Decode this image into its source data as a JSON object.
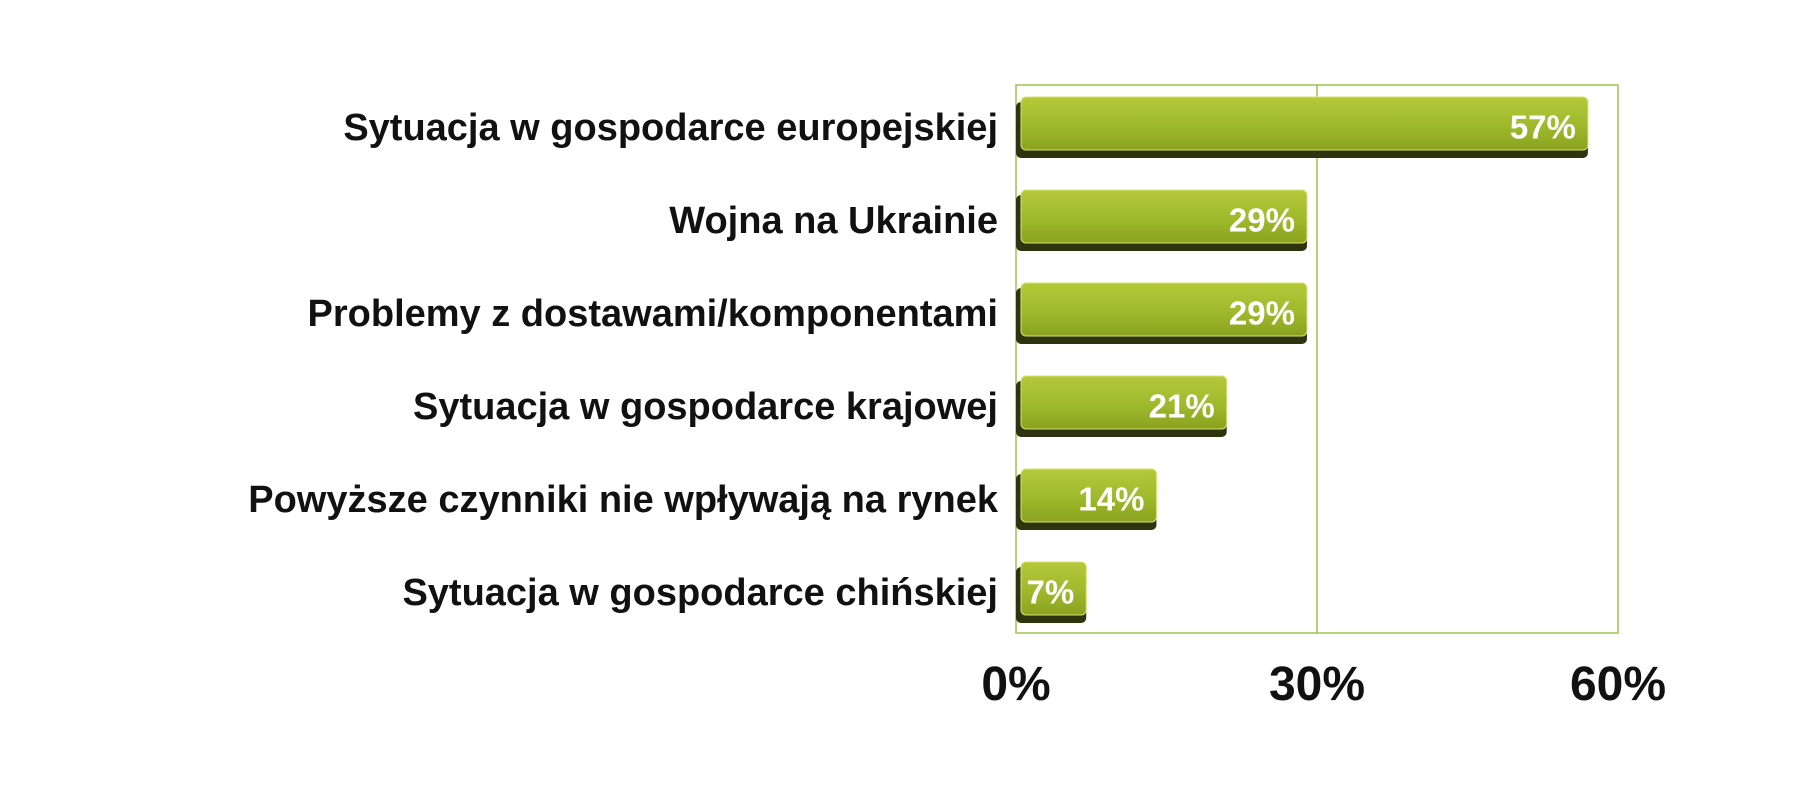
{
  "chart_data": {
    "type": "bar",
    "orientation": "horizontal",
    "categories": [
      "Sytuacja w gospodarce europejskiej",
      "Wojna na Ukrainie",
      "Problemy z dostawami/komponentami",
      "Sytuacja w gospodarce krajowej",
      "Powyższe czynniki nie wpływają na rynek",
      "Sytuacja w gospodarce chińskiej"
    ],
    "values": [
      57,
      29,
      29,
      21,
      14,
      7
    ],
    "data_labels": [
      "57%",
      "29%",
      "29%",
      "21%",
      "14%",
      "7%"
    ],
    "xlim": [
      0,
      60
    ],
    "x_ticks": [
      0,
      30,
      60
    ],
    "x_tick_labels": [
      "0%",
      "30%",
      "60%"
    ],
    "grid": true,
    "legend": "none",
    "colors": {
      "bar_top": "#b3c93a",
      "bar_mid": "#9fb92c",
      "bar_bottom": "#8aa21f",
      "bar_shadow": "#2e3410",
      "bar_edge": "#d7e36f",
      "frame": "#9ec44a"
    }
  }
}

▸ What is needed
Retype all the records shown above, character for character. Omit every picture.

▸ Solution to the problem
Decode this image into its source data as a JSON object.
{
  "chart_data": {
    "type": "bar",
    "orientation": "horizontal",
    "categories": [
      "Sytuacja w gospodarce europejskiej",
      "Wojna na Ukrainie",
      "Problemy z dostawami/komponentami",
      "Sytuacja w gospodarce krajowej",
      "Powyższe czynniki nie wpływają na rynek",
      "Sytuacja w gospodarce chińskiej"
    ],
    "values": [
      57,
      29,
      29,
      21,
      14,
      7
    ],
    "data_labels": [
      "57%",
      "29%",
      "29%",
      "21%",
      "14%",
      "7%"
    ],
    "xlim": [
      0,
      60
    ],
    "x_ticks": [
      0,
      30,
      60
    ],
    "x_tick_labels": [
      "0%",
      "30%",
      "60%"
    ],
    "grid": true,
    "legend": "none",
    "colors": {
      "bar_top": "#b3c93a",
      "bar_mid": "#9fb92c",
      "bar_bottom": "#8aa21f",
      "bar_shadow": "#2e3410",
      "bar_edge": "#d7e36f",
      "frame": "#9ec44a"
    }
  }
}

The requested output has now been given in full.